Text extract →
================================
At this point due to the CPU lockup the node is unreachable and of course the node remains stuck in NotReady status. I've tried and reverted a couple configuration changes that had no effect:

  • Adding systemReserved configuration for kubelet to reserve 100m CPU and 100Mi memory
  • Lowering kubeReserved memory from 1465Mi to 768Mi (I thought perhaps this is an excessive reservation for the smaller node type anyway, and extra free memory for workloads would help)

Edit: In our case the affected nodes are single CPU, so minus the reservation for kubelet there is only 840m allocatable. So the node behavior under CPU contention could also be a factor.

gordonm avatar Feb 17 '25 19:02 gordonm

Seems Bottlerocket team claims it is an issue upstream https://github.com/bottlerocket-os/bottlerocket/issues/4399#issuecomment-2657449645

marcofranssen avatar Feb 17 '25 21:02 marcofranssen

In our case the affected nodes are single CPU, so minus the reservation for kubelet there is only 840m allocatable. So the node behavior under CPU contention could also be a factor.

We have removed node smaller then 2 CPU and 4GB RAM from the node pool for now. This has reduced the number of instances of kubelet not posting updates but not removed it completely

Archandan avatar Feb 20 '25 11:02 Archandan

Talking to the Bottlerocket team to understand what's the next step for this issue.

saurav-agarwalla avatar Feb 26 '25 17:02 saurav-agarwalla

Possible Fix: Allocating Reserved Resources for Kubelet and System Processes

Hey everyone,

We were facing a similar issue where nodes (running Amazon Linux 2023) would randomly get stuck in a Terminating state, and Kubelet would stop posting node status updates. This was severely impacting our workloads as pods remained stuck indefinitely.

What Fixed It for Us

After some debugging, we found that Kubelet and system processes were getting starved of resources, leading to failures in node health updates and pod evictions. To mitigate this, we explicitly allocated reserved resources using the following Karpenter configuration:

  systemReserved:
    cpu: 200m
    memory: 200Mi
    ephemeral-storage: 1Gi
  kubeReserved:
    cpu: 200m
    memory: 400Mi
    ephemeral-storage: 3Gi

Would love to hear if others are facing the same issue and if similar configurations help in their environments. Hope this helps!
================================
Stated goal 1 →
Copy the portion of the kubelet forum thread word for word, starting with "marcofranssen avatar Feb" and going on through "for this issue.".

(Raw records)
================================
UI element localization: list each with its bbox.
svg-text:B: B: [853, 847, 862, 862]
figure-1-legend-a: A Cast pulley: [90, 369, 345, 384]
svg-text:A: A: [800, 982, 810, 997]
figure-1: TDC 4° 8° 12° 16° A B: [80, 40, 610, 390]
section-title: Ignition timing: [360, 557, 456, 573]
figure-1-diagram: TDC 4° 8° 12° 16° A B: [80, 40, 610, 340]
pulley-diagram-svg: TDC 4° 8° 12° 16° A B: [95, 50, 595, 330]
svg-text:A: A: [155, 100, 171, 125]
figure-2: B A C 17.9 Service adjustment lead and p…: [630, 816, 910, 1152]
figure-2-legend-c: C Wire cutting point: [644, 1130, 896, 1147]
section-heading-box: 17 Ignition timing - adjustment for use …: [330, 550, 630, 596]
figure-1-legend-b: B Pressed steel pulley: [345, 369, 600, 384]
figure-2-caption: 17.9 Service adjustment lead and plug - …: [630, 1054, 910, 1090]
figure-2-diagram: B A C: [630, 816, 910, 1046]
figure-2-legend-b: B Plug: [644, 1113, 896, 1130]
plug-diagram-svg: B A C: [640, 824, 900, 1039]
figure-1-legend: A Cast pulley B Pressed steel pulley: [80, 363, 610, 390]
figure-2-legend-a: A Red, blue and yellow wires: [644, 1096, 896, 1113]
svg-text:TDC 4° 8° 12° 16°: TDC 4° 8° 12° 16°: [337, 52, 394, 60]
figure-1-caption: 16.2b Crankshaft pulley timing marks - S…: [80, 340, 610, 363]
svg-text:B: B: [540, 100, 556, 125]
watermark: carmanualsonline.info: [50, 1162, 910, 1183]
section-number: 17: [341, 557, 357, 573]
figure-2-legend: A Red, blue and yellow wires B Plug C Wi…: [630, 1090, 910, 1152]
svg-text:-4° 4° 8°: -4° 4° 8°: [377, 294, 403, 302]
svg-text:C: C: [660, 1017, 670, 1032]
================================
Stated goal 2 →
Count the lines in the records that contain the string "timing", matching case exactly, and reply with only the number.

Problem solution 1 →
marcofranssen avatar Feb 17 '25 21:02 marcofranssen

In our case the affected nodes are single CPU, so minus the reservation for kubelet there is only 840m allocatable. So the node behavior under CPU contention could also be a factor.

We have removed node smaller then 2 CPU and 4GB RAM from the node pool for now. This has reduced the number of instances of kubelet not posting updates but not removed it completely

Archandan avatar Feb 20 '25 11:02 Archandan

Talking to the Bottlerocket team to understand what's the next step for this issue.

Problem solution 2 →
3